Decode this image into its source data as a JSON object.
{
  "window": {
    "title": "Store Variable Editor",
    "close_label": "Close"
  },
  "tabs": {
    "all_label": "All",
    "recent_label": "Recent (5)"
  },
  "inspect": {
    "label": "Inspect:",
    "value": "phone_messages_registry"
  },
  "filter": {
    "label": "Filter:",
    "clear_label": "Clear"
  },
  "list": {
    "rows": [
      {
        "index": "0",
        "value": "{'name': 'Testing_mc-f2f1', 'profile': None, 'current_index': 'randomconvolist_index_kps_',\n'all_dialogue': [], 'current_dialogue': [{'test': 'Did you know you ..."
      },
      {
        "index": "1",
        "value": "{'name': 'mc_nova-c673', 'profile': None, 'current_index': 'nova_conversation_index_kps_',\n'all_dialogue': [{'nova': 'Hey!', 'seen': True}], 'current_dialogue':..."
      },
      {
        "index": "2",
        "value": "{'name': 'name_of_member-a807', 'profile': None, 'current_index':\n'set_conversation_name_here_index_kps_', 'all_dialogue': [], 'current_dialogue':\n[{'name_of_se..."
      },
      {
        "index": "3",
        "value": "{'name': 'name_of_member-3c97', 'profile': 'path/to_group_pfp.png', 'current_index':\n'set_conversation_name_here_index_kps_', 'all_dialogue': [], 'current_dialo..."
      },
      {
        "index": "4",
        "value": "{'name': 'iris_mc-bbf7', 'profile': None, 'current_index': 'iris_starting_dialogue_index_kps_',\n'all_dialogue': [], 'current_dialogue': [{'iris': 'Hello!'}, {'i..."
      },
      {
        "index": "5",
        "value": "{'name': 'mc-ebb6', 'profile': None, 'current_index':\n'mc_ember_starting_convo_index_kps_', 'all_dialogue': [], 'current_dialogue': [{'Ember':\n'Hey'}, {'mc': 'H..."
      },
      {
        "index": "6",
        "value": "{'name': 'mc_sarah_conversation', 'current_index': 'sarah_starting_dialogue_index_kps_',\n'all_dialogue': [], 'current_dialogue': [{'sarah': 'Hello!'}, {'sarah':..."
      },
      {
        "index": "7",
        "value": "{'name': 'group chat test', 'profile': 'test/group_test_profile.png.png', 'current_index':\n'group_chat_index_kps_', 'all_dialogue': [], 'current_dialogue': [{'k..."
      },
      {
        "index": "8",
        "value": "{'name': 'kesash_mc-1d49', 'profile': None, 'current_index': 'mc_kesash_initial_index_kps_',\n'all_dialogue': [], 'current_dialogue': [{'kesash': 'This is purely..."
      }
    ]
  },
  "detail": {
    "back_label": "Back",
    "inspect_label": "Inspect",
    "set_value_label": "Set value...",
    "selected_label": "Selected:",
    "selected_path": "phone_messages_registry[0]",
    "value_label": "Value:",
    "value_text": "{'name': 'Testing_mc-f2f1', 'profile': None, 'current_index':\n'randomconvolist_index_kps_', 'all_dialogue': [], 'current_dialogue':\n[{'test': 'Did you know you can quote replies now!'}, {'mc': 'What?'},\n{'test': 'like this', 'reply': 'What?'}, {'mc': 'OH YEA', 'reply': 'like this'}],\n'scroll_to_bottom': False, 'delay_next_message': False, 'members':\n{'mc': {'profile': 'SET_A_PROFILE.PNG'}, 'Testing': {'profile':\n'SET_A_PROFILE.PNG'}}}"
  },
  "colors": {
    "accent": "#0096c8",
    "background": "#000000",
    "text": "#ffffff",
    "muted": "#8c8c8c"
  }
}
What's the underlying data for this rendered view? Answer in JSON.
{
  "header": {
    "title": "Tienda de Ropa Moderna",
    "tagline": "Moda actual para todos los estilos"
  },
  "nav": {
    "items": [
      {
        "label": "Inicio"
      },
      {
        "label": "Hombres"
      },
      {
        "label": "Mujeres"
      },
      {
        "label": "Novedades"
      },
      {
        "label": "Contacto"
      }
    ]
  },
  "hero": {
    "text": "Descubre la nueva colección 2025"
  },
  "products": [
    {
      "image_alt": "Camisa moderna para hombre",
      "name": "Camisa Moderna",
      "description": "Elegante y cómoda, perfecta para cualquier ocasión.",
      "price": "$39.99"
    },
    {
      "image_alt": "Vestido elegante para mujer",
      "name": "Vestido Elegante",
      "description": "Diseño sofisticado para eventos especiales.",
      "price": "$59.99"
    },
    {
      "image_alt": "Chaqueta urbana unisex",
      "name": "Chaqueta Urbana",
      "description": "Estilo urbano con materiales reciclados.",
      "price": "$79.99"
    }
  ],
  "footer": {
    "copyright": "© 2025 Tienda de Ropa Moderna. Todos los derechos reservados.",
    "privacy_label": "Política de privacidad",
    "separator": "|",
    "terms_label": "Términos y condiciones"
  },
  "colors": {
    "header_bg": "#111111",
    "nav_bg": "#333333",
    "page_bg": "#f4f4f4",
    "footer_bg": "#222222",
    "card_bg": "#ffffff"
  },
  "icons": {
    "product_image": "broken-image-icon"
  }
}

- - - -

_STATED EXERCISE_:
Set down the listing above in full, please, exactly as it appears.

_REPLY TO THE TASK_:
Decode this image into its source data as a JSON object.
{
  "window": {
    "title": "Store Variable Editor",
    "close_label": "Close"
  },
  "tabs": {
    "all_label": "All",
    "recent_label": "Recent (5)"
  },
  "inspect": {
    "label": "Inspect:",
    "value": "phone_messages_registry"
  },
  "filter": {
    "label": "Filter:",
    "clear_label": "Clear"
  },
  "list": {
    "rows": [
      {
        "index": "0",
        "value": "{'name': 'Testing_mc-f2f1', 'profile': None, 'current_index': 'randomconvolist_index_kps_',\n'all_dialogue': [], 'current_dialogue': [{'test': 'Did you know you ..."
      },
      {
        "index": "1",
        "value": "{'name': 'mc_nova-c673', 'profile': None, 'current_index': 'nova_conversation_index_kps_',\n'all_dialogue': [{'nova': 'Hey!', 'seen': True}], 'current_dialogue':..."
      },
      {
        "index": "2",
        "value": "{'name': 'name_of_member-a807', 'profile': None, 'current_index':\n'set_conversation_name_here_index_kps_', 'all_dialogue': [], 'current_dialogue':\n[{'name_of_se..."
      },
      {
        "index": "3",
        "value": "{'name': 'name_of_member-3c97', 'profile': 'path/to_group_pfp.png', 'current_index':\n'set_conversation_name_here_index_kps_', 'all_dialogue': [], 'current_dialo..."
      },
      {
        "index": "4",
        "value": "{'name': 'iris_mc-bbf7', 'profile': None, 'current_index': 'iris_starting_dialogue_index_kps_',\n'all_dialogue': [], 'current_dialogue': [{'iris': 'Hello!'}, {'i..."
      },
      {
        "index": "5",
        "value": "{'name': 'mc-ebb6', 'profile': None, 'current_index':\n'mc_ember_starting_convo_index_kps_', 'all_dialogue': [], 'current_dialogue': [{'Ember':\n'Hey'}, {'mc': 'H..."
      },
      {
        "index": "6",
        "value": "{'name': 'mc_sarah_conversation', 'current_index': 'sarah_starting_dialogue_index_kps_',\n'all_dialogue': [], 'current_dialogue': [{'sarah': 'Hello!'}, {'sarah':..."
      },
      {
        "index": "7",
        "value": "{'name': 'group chat test', 'profile': 'test/group_test_profile.png.png', 'current_index':\n'group_chat_index_kps_', 'all_dialogue': [], 'current_dialogue': [{'k..."
      },
      {
        "index": "8",
        "value": "{'name': 'kesash_mc-1d49', 'profile': None, 'current_index': 'mc_kesash_initial_index_kps_',\n'all_dialogue': [], 'current_dialogue': [{'kesash': 'This is purely..."
      }
    ]
  },
  "detail": {
    "back_label": "Back",
    "inspect_label": "Inspect",
    "set_value_label": "Set value...",
    "selected_label": "Selected:",
    "selected_path": "phone_messages_registry[0]",
    "value_label": "Value:",
    "value_text": "{'name': 'Testing_mc-f2f1', 'profile': None, 'current_index':\n'randomconvolist_index_kps_', 'all_dialogue': [], 'current_dialogue':\n[{'test': 'Did you know you can quote replies now!'}, {'mc': 'What?'},\n{'test': 'like this', 'reply': 'What?'}, {'mc': 'OH YEA', 'reply': 'like this'}],\n'scroll_to_bottom': False, 'delay_next_message': False, 'members':\n{'mc': {'profile': 'SET_A_PROFILE.PNG'}, 'Testing': {'profile':\n'SET_A_PROFILE.PNG'}}}"
  },
  "colors": {
    "accent": "#0096c8",
    "background": "#000000",
    "text": "#ffffff",
    "muted": "#8c8c8c"
  }
}
What's the underlying data for this rendered view? Answer in JSON.
{
  "header": {
    "title": "Tienda de Ropa Moderna",
    "tagline": "Moda actual para todos los estilos"
  },
  "nav": {
    "items": [
      {
        "label": "Inicio"
      },
      {
        "label": "Hombres"
      },
      {
        "label": "Mujeres"
      },
      {
        "label": "Novedades"
      },
      {
        "label": "Contacto"
      }
    ]
  },
  "hero": {
    "text": "Descubre la nueva colección 2025"
  },
  "products": [
    {
      "image_alt": "Camisa moderna para hombre",
      "name": "Camisa Moderna",
      "description": "Elegante y cómoda, perfecta para cualquier ocasión.",
      "price": "$39.99"
    },
    {
      "image_alt": "Vestido elegante para mujer",
      "name": "Vestido Elegante",
      "description": "Diseño sofisticado para eventos especiales.",
      "price": "$59.99"
    },
    {
      "image_alt": "Chaqueta urbana unisex",
      "name": "Chaqueta Urbana",
      "description": "Estilo urbano con materiales reciclados.",
      "price": "$79.99"
    }
  ],
  "footer": {
    "copyright": "© 2025 Tienda de Ropa Moderna. Todos los derechos reservados.",
    "privacy_label": "Política de privacidad",
    "separator": "|",
    "terms_label": "Términos y condiciones"
  },
  "colors": {
    "header_bg": "#111111",
    "nav_bg": "#333333",
    "page_bg": "#f4f4f4",
    "footer_bg": "#222222",
    "card_bg": "#ffffff"
  },
  "icons": {
    "product_image": "broken-image-icon"
  }
}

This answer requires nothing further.